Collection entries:
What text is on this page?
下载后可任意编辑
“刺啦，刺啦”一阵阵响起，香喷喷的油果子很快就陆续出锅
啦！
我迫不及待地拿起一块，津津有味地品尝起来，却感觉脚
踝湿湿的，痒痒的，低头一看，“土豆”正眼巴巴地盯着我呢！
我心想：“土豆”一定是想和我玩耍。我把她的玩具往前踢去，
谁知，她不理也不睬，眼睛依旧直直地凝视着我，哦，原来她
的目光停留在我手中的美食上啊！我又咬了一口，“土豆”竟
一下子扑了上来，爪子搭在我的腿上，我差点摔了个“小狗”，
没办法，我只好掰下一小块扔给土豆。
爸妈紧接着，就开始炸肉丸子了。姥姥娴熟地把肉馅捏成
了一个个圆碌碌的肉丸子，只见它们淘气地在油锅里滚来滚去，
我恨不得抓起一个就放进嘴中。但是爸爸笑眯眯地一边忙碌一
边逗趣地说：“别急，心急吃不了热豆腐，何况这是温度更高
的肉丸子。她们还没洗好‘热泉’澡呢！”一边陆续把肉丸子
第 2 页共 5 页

...

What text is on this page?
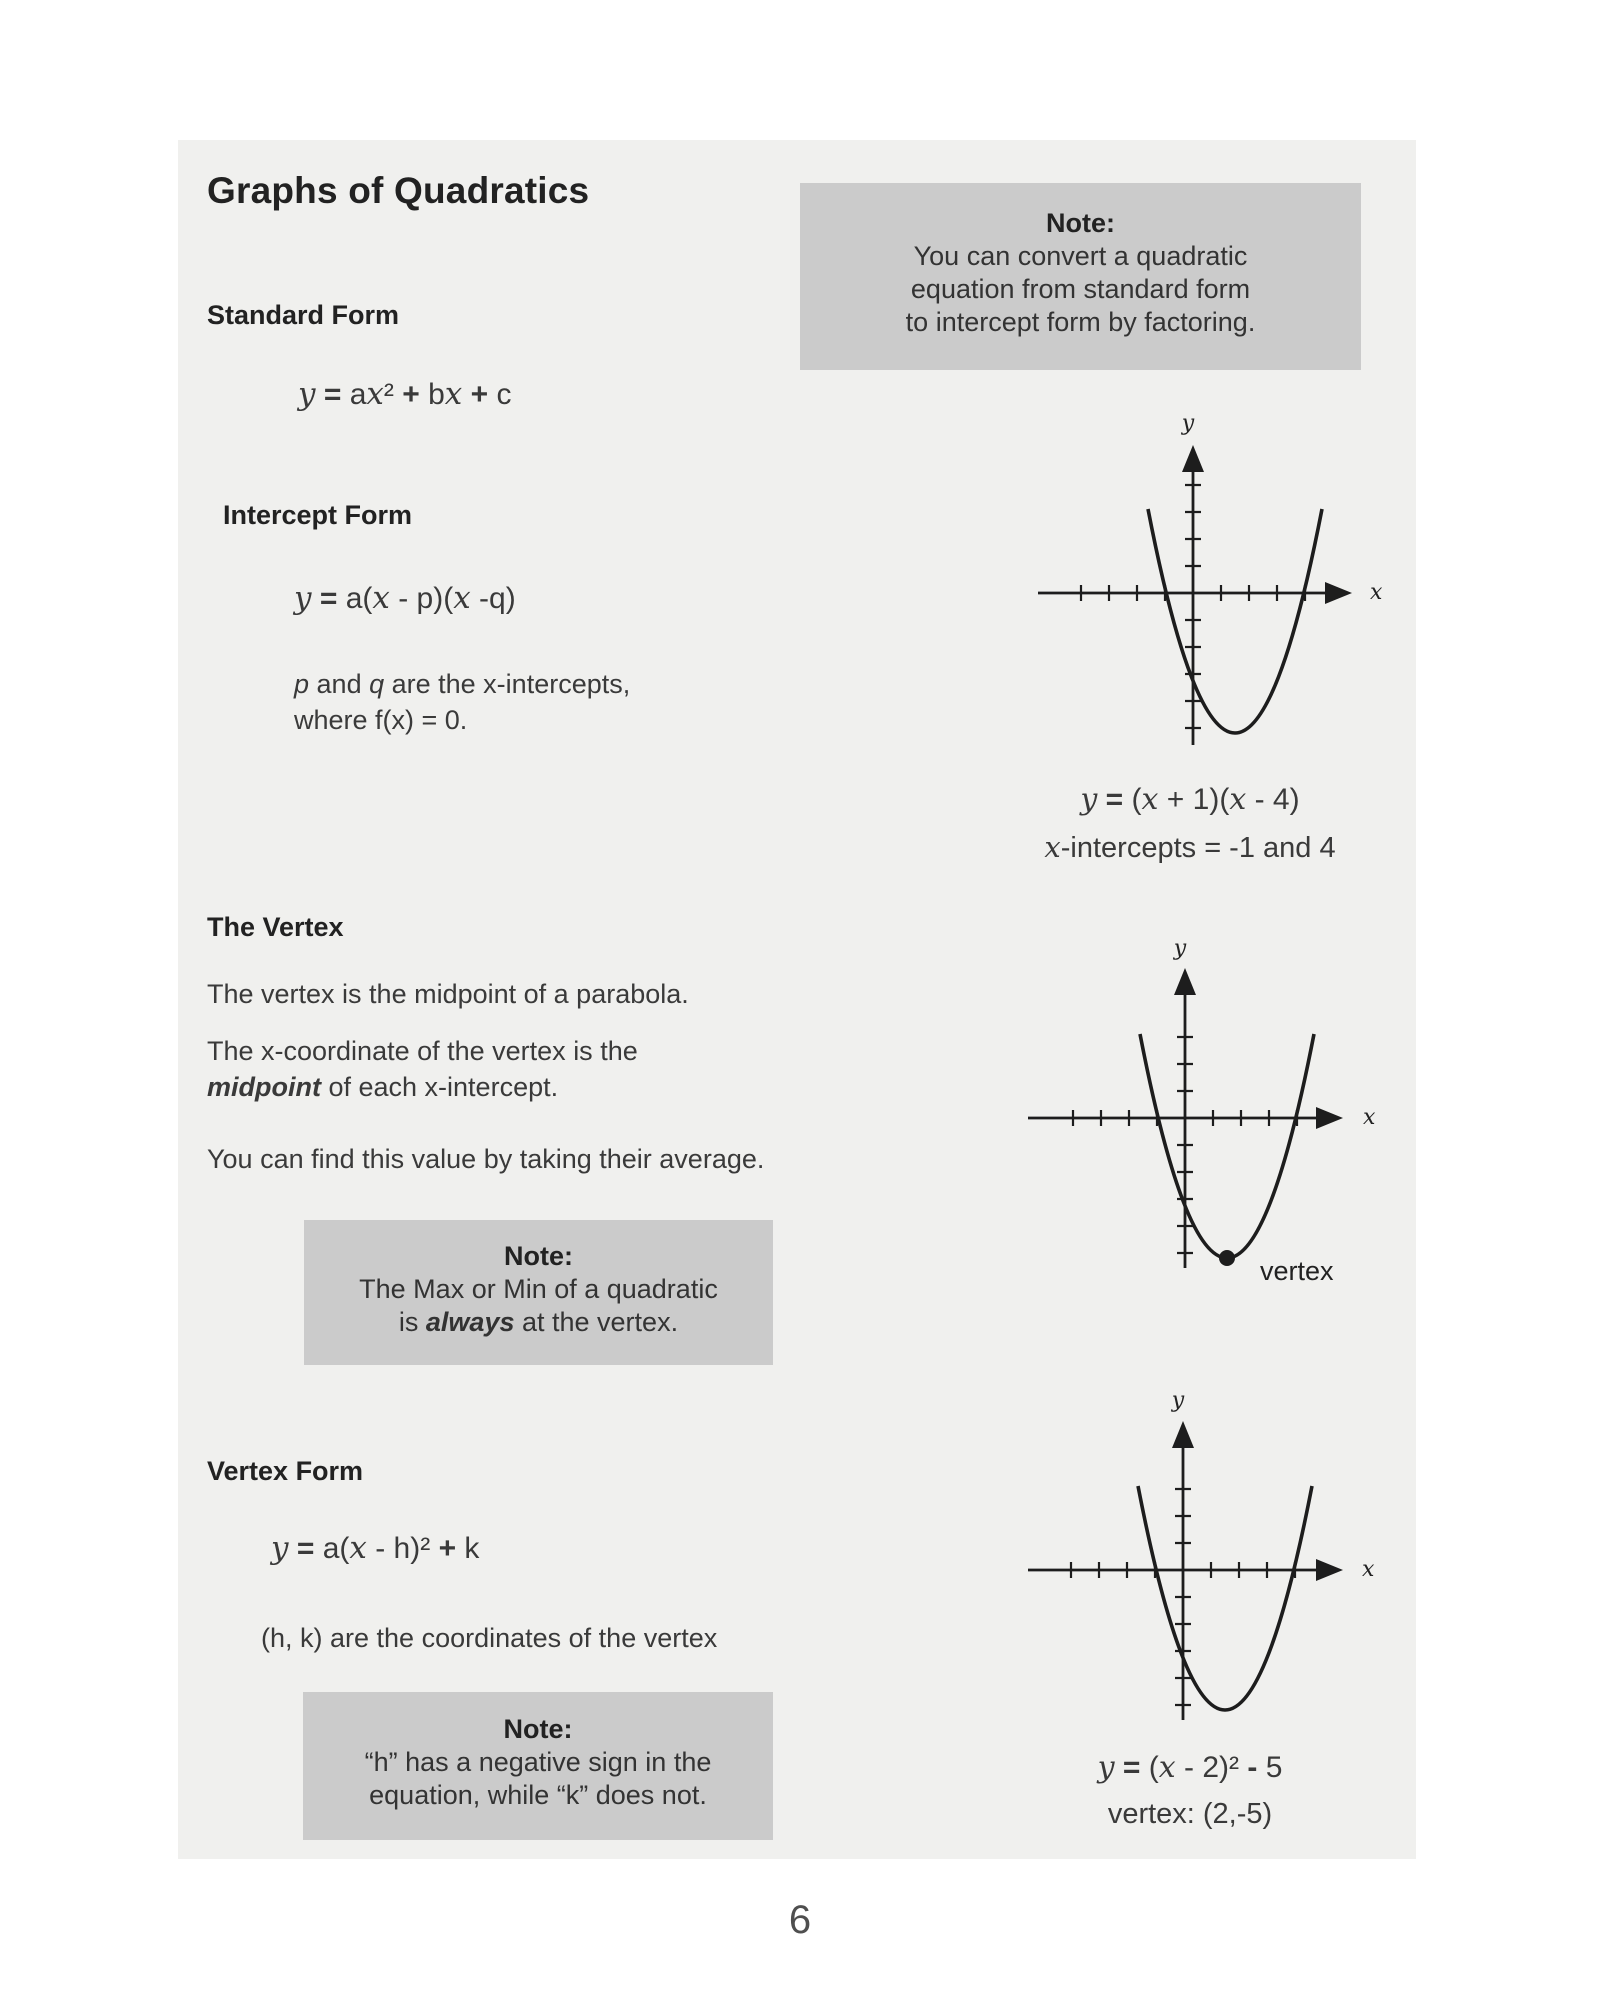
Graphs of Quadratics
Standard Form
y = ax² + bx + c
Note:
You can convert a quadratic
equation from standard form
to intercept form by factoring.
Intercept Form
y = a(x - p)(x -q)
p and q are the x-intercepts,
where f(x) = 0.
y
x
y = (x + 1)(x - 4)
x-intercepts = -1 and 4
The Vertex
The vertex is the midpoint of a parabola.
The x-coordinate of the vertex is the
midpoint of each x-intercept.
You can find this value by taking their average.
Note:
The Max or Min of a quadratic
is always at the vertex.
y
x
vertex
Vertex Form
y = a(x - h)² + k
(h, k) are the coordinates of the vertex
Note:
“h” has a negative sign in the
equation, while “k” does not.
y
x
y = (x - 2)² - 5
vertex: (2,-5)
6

TASK STATEMENT: Check each line above for the string "intercepts" and show the ones that have it.

ANSWER TO THE EXERCISE:
p and q are the x-intercepts,
x-intercepts = -1 and 4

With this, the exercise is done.